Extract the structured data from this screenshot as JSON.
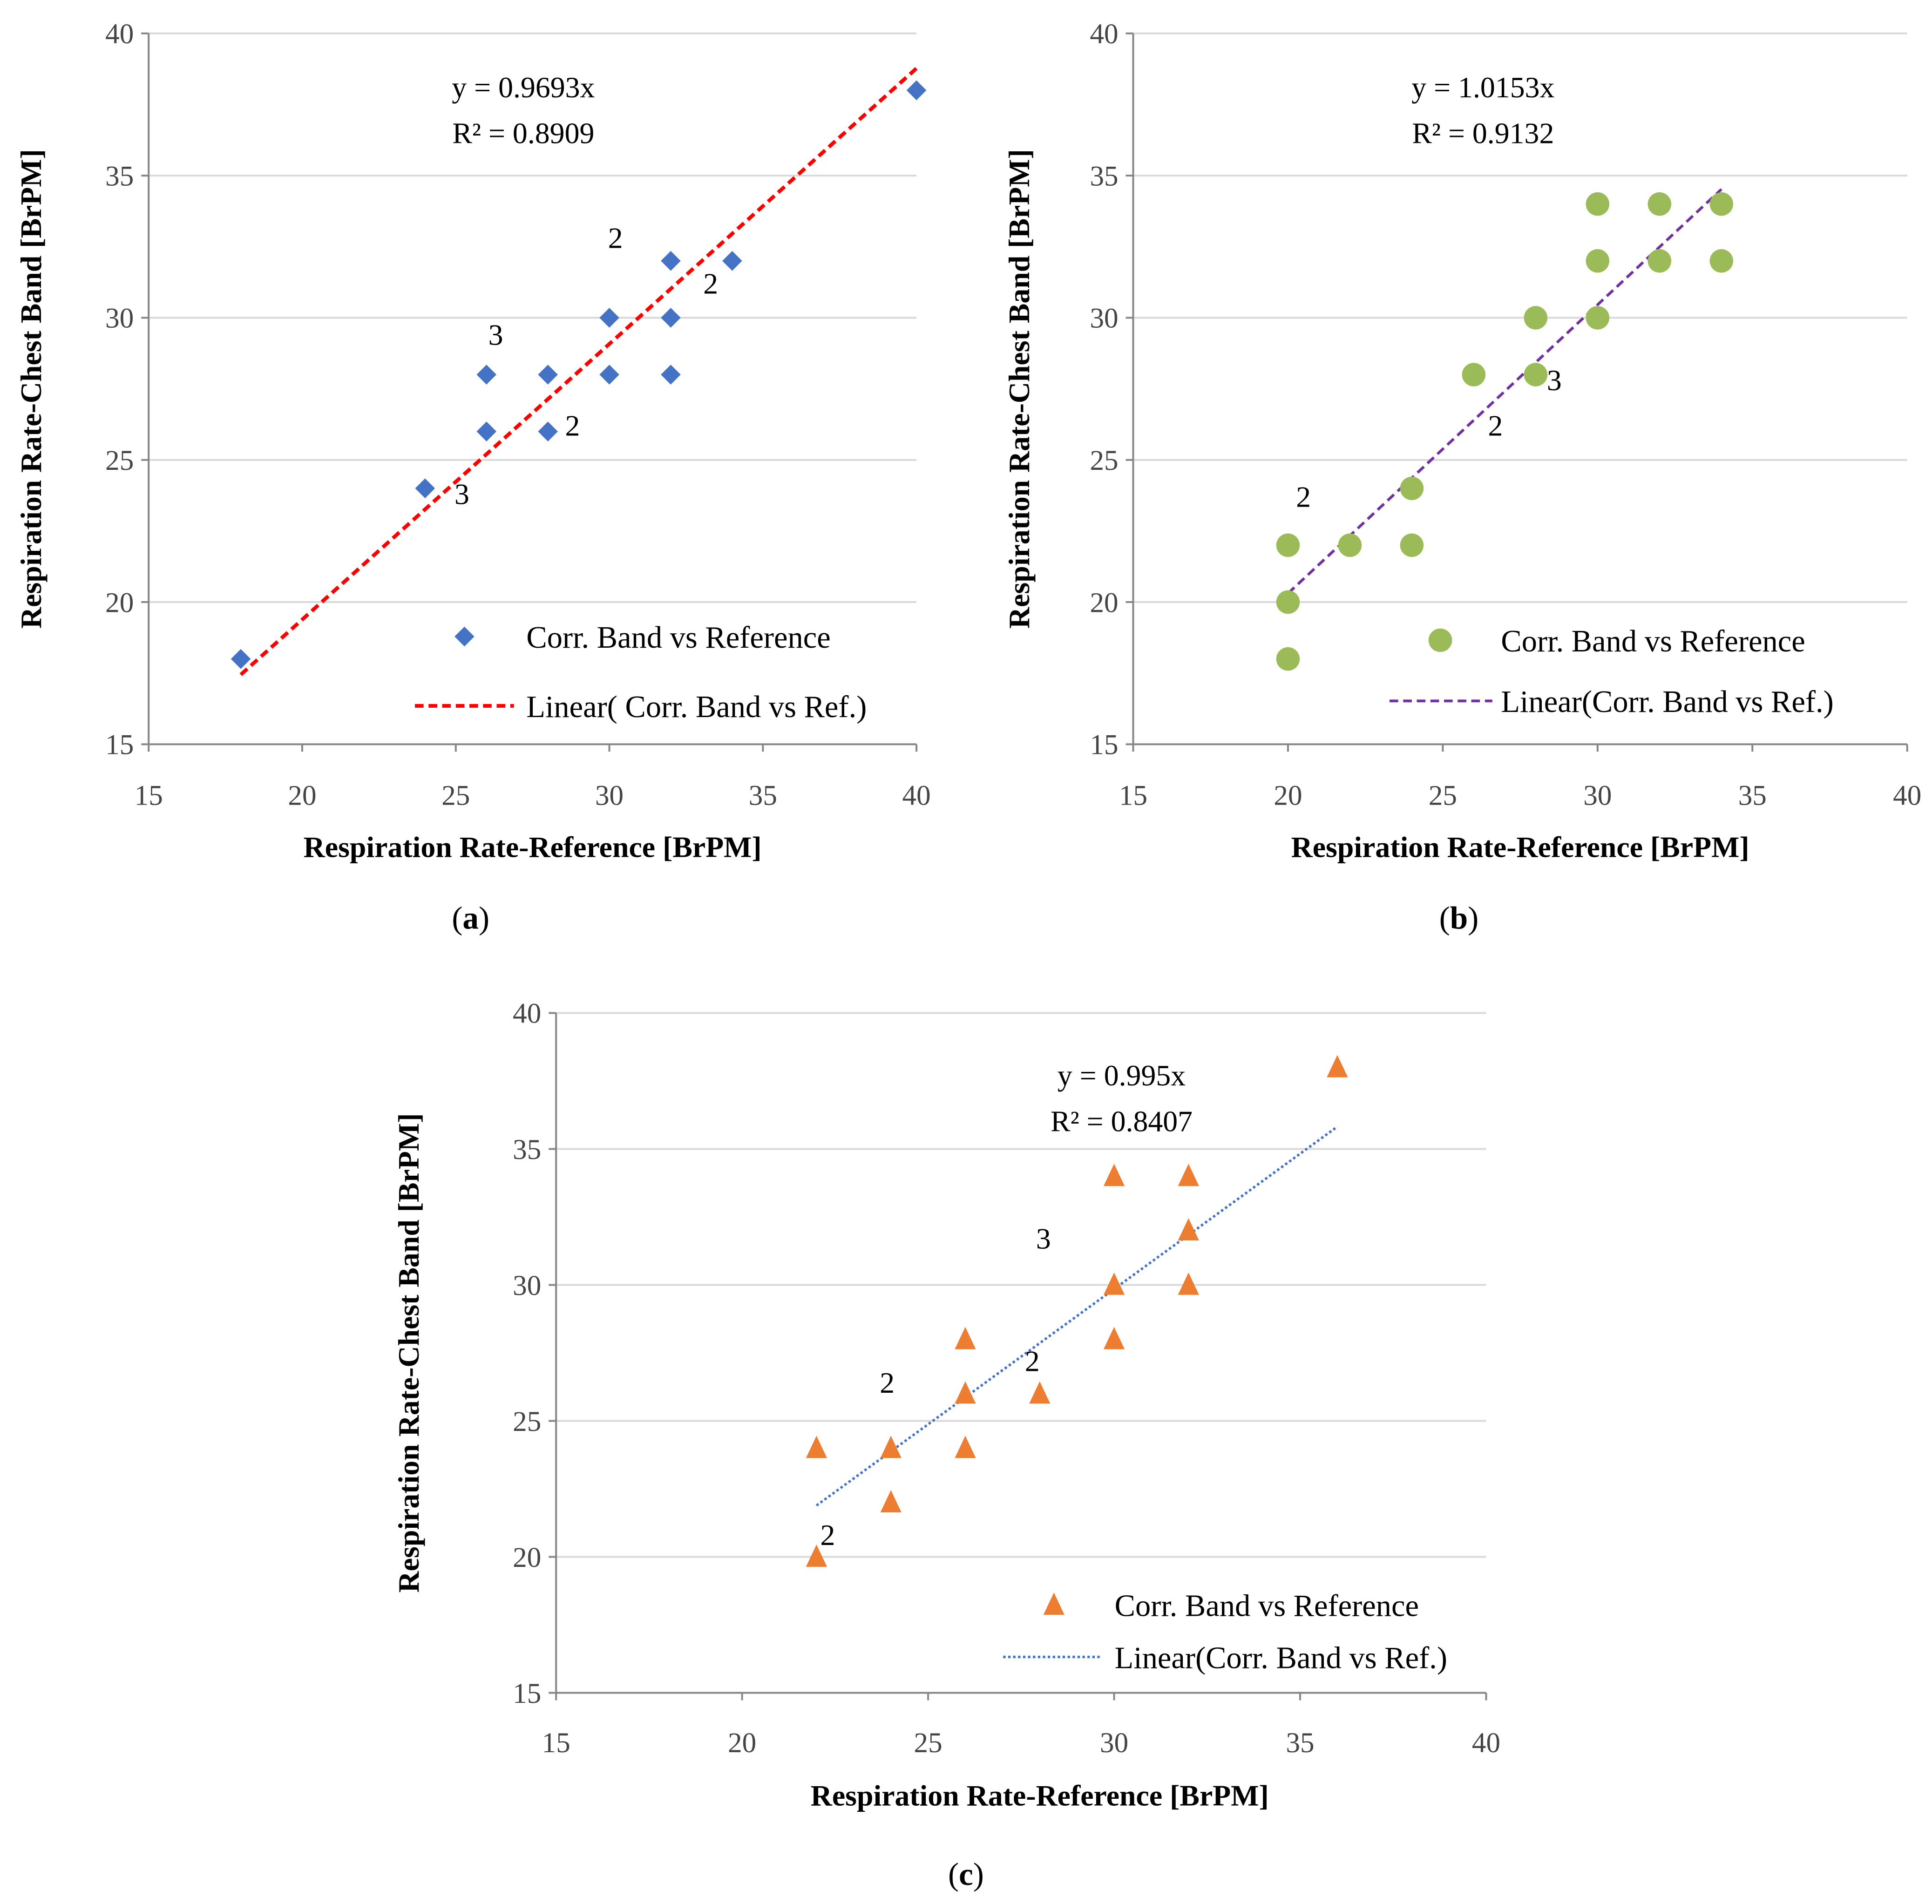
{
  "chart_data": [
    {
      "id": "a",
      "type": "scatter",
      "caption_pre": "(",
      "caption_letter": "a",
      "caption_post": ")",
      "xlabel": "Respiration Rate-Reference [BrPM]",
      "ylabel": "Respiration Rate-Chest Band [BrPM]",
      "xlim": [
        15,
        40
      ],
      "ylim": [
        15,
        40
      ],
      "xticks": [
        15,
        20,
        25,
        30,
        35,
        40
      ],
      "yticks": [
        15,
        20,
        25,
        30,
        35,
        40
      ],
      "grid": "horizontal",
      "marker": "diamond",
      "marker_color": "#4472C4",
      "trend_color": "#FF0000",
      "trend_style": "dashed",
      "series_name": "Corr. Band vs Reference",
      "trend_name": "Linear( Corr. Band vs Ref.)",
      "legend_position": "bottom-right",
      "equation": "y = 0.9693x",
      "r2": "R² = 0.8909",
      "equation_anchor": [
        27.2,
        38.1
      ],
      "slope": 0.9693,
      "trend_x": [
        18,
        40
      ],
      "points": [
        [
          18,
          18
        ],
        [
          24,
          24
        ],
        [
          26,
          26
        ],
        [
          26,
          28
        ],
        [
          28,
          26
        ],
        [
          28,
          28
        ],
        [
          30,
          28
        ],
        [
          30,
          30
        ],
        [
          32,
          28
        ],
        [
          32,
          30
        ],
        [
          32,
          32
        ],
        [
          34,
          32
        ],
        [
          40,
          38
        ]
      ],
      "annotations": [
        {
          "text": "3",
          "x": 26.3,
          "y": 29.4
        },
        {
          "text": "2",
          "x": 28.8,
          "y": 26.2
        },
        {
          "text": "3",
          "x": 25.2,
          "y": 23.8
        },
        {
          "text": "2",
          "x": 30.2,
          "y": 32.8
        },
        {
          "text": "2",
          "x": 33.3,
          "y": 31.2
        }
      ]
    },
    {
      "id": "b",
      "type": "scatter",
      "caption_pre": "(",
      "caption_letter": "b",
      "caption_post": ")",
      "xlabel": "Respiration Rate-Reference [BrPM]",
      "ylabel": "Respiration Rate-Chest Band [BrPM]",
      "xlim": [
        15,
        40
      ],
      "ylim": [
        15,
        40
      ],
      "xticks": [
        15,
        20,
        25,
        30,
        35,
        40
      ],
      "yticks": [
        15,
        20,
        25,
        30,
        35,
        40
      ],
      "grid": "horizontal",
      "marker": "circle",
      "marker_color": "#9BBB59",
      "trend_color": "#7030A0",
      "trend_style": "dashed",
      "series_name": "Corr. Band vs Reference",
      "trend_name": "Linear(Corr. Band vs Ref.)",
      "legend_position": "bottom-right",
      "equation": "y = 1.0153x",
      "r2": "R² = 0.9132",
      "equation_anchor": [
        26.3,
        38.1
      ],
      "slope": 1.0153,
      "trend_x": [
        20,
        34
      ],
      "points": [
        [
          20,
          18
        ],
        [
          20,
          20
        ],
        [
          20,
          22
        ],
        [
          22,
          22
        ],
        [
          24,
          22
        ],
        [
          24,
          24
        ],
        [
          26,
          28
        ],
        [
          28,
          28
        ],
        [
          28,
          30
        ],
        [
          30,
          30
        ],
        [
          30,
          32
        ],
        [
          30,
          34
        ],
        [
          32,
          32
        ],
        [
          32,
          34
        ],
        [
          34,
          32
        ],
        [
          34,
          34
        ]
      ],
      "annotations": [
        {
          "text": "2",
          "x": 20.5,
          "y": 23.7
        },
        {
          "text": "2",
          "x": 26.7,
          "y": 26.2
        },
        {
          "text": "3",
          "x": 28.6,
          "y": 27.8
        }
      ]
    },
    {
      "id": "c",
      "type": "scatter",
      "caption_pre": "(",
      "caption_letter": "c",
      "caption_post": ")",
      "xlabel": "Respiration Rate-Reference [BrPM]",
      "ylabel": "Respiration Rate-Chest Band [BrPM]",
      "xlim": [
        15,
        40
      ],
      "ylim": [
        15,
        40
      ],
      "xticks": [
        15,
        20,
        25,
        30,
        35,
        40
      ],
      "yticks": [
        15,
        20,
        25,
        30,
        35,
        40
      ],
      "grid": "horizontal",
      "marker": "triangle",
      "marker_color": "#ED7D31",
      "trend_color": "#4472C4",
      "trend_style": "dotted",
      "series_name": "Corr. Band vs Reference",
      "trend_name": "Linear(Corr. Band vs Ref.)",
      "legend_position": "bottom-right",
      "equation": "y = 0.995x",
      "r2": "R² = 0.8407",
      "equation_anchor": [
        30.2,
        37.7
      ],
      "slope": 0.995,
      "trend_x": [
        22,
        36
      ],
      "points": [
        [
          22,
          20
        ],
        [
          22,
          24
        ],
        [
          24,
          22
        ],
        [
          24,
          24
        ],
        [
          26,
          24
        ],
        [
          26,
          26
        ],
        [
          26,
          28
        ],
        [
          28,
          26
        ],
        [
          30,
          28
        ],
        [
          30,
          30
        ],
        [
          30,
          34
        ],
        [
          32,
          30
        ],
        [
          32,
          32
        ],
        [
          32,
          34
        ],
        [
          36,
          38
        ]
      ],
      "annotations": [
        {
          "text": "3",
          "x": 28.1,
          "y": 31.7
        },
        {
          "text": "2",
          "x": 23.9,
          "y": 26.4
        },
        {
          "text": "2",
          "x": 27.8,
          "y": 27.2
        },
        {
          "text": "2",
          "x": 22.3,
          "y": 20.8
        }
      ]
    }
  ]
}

======

WHAT YOU ARE ASKED TO DO:
Quote every record above exactly, omitting any pictures they contain.

SOLUTION FOR THIS PROBLEM:
Extract the structured data from this screenshot as JSON.
{
  "chart_data": [
    {
      "id": "a",
      "type": "scatter",
      "caption_pre": "(",
      "caption_letter": "a",
      "caption_post": ")",
      "xlabel": "Respiration Rate-Reference [BrPM]",
      "ylabel": "Respiration Rate-Chest Band [BrPM]",
      "xlim": [
        15,
        40
      ],
      "ylim": [
        15,
        40
      ],
      "xticks": [
        15,
        20,
        25,
        30,
        35,
        40
      ],
      "yticks": [
        15,
        20,
        25,
        30,
        35,
        40
      ],
      "grid": "horizontal",
      "marker": "diamond",
      "marker_color": "#4472C4",
      "trend_color": "#FF0000",
      "trend_style": "dashed",
      "series_name": "Corr. Band vs Reference",
      "trend_name": "Linear( Corr. Band vs Ref.)",
      "legend_position": "bottom-right",
      "equation": "y = 0.9693x",
      "r2": "R² = 0.8909",
      "equation_anchor": [
        27.2,
        38.1
      ],
      "slope": 0.9693,
      "trend_x": [
        18,
        40
      ],
      "points": [
        [
          18,
          18
        ],
        [
          24,
          24
        ],
        [
          26,
          26
        ],
        [
          26,
          28
        ],
        [
          28,
          26
        ],
        [
          28,
          28
        ],
        [
          30,
          28
        ],
        [
          30,
          30
        ],
        [
          32,
          28
        ],
        [
          32,
          30
        ],
        [
          32,
          32
        ],
        [
          34,
          32
        ],
        [
          40,
          38
        ]
      ],
      "annotations": [
        {
          "text": "3",
          "x": 26.3,
          "y": 29.4
        },
        {
          "text": "2",
          "x": 28.8,
          "y": 26.2
        },
        {
          "text": "3",
          "x": 25.2,
          "y": 23.8
        },
        {
          "text": "2",
          "x": 30.2,
          "y": 32.8
        },
        {
          "text": "2",
          "x": 33.3,
          "y": 31.2
        }
      ]
    },
    {
      "id": "b",
      "type": "scatter",
      "caption_pre": "(",
      "caption_letter": "b",
      "caption_post": ")",
      "xlabel": "Respiration Rate-Reference [BrPM]",
      "ylabel": "Respiration Rate-Chest Band [BrPM]",
      "xlim": [
        15,
        40
      ],
      "ylim": [
        15,
        40
      ],
      "xticks": [
        15,
        20,
        25,
        30,
        35,
        40
      ],
      "yticks": [
        15,
        20,
        25,
        30,
        35,
        40
      ],
      "grid": "horizontal",
      "marker": "circle",
      "marker_color": "#9BBB59",
      "trend_color": "#7030A0",
      "trend_style": "dashed",
      "series_name": "Corr. Band vs Reference",
      "trend_name": "Linear(Corr. Band vs Ref.)",
      "legend_position": "bottom-right",
      "equation": "y = 1.0153x",
      "r2": "R² = 0.9132",
      "equation_anchor": [
        26.3,
        38.1
      ],
      "slope": 1.0153,
      "trend_x": [
        20,
        34
      ],
      "points": [
        [
          20,
          18
        ],
        [
          20,
          20
        ],
        [
          20,
          22
        ],
        [
          22,
          22
        ],
        [
          24,
          22
        ],
        [
          24,
          24
        ],
        [
          26,
          28
        ],
        [
          28,
          28
        ],
        [
          28,
          30
        ],
        [
          30,
          30
        ],
        [
          30,
          32
        ],
        [
          30,
          34
        ],
        [
          32,
          32
        ],
        [
          32,
          34
        ],
        [
          34,
          32
        ],
        [
          34,
          34
        ]
      ],
      "annotations": [
        {
          "text": "2",
          "x": 20.5,
          "y": 23.7
        },
        {
          "text": "2",
          "x": 26.7,
          "y": 26.2
        },
        {
          "text": "3",
          "x": 28.6,
          "y": 27.8
        }
      ]
    },
    {
      "id": "c",
      "type": "scatter",
      "caption_pre": "(",
      "caption_letter": "c",
      "caption_post": ")",
      "xlabel": "Respiration Rate-Reference [BrPM]",
      "ylabel": "Respiration Rate-Chest Band [BrPM]",
      "xlim": [
        15,
        40
      ],
      "ylim": [
        15,
        40
      ],
      "xticks": [
        15,
        20,
        25,
        30,
        35,
        40
      ],
      "yticks": [
        15,
        20,
        25,
        30,
        35,
        40
      ],
      "grid": "horizontal",
      "marker": "triangle",
      "marker_color": "#ED7D31",
      "trend_color": "#4472C4",
      "trend_style": "dotted",
      "series_name": "Corr. Band vs Reference",
      "trend_name": "Linear(Corr. Band vs Ref.)",
      "legend_position": "bottom-right",
      "equation": "y = 0.995x",
      "r2": "R² = 0.8407",
      "equation_anchor": [
        30.2,
        37.7
      ],
      "slope": 0.995,
      "trend_x": [
        22,
        36
      ],
      "points": [
        [
          22,
          20
        ],
        [
          22,
          24
        ],
        [
          24,
          22
        ],
        [
          24,
          24
        ],
        [
          26,
          24
        ],
        [
          26,
          26
        ],
        [
          26,
          28
        ],
        [
          28,
          26
        ],
        [
          30,
          28
        ],
        [
          30,
          30
        ],
        [
          30,
          34
        ],
        [
          32,
          30
        ],
        [
          32,
          32
        ],
        [
          32,
          34
        ],
        [
          36,
          38
        ]
      ],
      "annotations": [
        {
          "text": "3",
          "x": 28.1,
          "y": 31.7
        },
        {
          "text": "2",
          "x": 23.9,
          "y": 26.4
        },
        {
          "text": "2",
          "x": 27.8,
          "y": 27.2
        },
        {
          "text": "2",
          "x": 22.3,
          "y": 20.8
        }
      ]
    }
  ]
}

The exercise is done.